■ EXERCISE DETAILS
What is the count of lines in the listing below that hold the string "JSON"? Reply with that number alone.

■ EXTRACTED DATA
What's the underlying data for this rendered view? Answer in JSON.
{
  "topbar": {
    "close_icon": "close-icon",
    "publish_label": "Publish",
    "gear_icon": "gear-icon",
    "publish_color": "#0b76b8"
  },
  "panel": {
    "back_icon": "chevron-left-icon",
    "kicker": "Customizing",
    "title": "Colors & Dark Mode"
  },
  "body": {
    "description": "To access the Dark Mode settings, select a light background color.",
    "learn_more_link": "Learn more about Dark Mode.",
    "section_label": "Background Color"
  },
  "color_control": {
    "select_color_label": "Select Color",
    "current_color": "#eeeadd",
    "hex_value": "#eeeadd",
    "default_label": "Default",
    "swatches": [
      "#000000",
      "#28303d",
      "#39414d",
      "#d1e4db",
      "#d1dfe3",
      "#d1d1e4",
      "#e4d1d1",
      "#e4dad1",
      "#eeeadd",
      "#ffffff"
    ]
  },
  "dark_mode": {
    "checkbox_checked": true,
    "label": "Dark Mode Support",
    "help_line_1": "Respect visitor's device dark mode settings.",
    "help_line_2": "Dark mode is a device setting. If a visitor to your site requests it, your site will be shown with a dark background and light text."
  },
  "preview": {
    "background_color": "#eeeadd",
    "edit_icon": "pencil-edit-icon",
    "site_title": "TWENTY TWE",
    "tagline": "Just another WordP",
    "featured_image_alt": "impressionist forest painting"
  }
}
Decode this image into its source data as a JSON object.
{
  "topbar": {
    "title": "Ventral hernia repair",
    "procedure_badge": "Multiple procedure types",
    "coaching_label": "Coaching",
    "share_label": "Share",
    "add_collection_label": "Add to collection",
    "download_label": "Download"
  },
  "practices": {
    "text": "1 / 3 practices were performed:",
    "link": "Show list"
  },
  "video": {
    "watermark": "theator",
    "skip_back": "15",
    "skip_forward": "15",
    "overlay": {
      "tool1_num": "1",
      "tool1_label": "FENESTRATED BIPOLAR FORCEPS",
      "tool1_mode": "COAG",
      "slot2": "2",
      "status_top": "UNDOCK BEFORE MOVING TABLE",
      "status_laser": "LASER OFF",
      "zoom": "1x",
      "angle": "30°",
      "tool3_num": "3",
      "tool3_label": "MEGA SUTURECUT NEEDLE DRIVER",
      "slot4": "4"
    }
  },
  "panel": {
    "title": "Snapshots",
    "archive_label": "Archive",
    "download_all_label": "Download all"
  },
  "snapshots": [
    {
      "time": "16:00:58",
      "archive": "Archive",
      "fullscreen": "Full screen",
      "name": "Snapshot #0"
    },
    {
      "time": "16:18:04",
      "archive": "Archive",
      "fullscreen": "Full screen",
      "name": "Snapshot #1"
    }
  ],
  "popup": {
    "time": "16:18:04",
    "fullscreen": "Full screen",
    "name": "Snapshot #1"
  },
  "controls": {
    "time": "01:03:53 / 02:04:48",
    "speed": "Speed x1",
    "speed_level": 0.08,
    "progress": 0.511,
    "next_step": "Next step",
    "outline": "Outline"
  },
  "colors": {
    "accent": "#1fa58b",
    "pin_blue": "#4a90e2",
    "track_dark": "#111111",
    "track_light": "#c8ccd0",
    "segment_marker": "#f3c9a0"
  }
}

■ SOLUTION TO THIS EXERCISE
2